Stored data entries:

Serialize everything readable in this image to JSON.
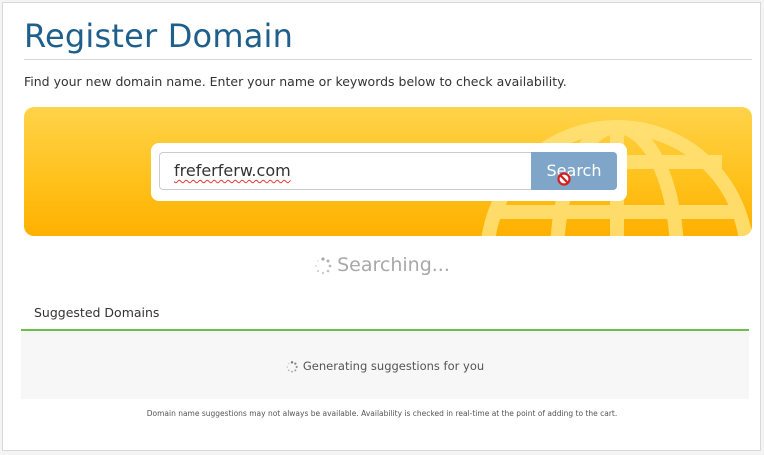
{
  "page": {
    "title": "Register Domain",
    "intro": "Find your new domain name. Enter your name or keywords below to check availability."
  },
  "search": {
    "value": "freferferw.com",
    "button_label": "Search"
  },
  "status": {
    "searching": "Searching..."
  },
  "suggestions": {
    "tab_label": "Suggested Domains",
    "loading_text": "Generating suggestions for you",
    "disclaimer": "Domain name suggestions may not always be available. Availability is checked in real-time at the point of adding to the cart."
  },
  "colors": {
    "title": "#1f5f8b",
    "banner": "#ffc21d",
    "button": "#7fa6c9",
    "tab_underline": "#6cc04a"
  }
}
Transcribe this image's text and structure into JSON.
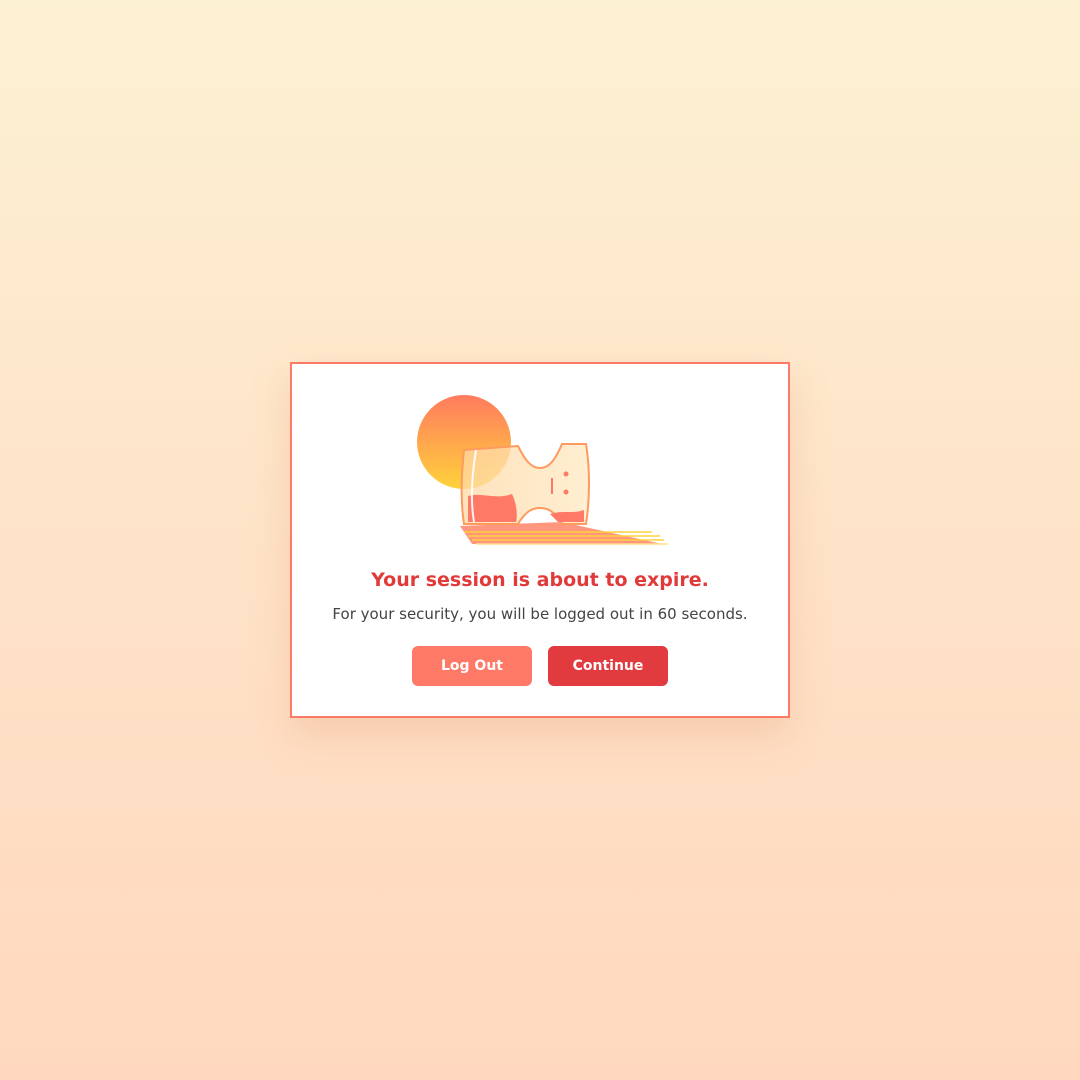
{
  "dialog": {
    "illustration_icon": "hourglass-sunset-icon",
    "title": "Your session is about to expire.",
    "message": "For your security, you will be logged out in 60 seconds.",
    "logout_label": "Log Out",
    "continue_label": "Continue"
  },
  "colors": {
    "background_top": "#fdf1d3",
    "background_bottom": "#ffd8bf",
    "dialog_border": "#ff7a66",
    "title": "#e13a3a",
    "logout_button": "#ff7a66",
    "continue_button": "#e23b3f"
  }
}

• Task brief: Repeat the preceding records precisely, and leave every picture out of the copy.

• Solution for this exercise:
Serialize everything readable in this image to JSON.
{
  "page": {
    "title": "Register Domain",
    "intro": "Find your new domain name. Enter your name or keywords below to check availability."
  },
  "search": {
    "value": "freferferw.com",
    "button_label": "Search"
  },
  "status": {
    "searching": "Searching..."
  },
  "suggestions": {
    "tab_label": "Suggested Domains",
    "loading_text": "Generating suggestions for you",
    "disclaimer": "Domain name suggestions may not always be available. Availability is checked in real-time at the point of adding to the cart."
  },
  "colors": {
    "title": "#1f5f8b",
    "banner": "#ffc21d",
    "button": "#7fa6c9",
    "tab_underline": "#6cc04a"
  }
}
Transcribe this image's text and structure into JSON.
{
  "dialog": {
    "illustration_icon": "hourglass-sunset-icon",
    "title": "Your session is about to expire.",
    "message": "For your security, you will be logged out in 60 seconds.",
    "logout_label": "Log Out",
    "continue_label": "Continue"
  },
  "colors": {
    "background_top": "#fdf1d3",
    "background_bottom": "#ffd8bf",
    "dialog_border": "#ff7a66",
    "title": "#e13a3a",
    "logout_button": "#ff7a66",
    "continue_button": "#e23b3f"
  }
}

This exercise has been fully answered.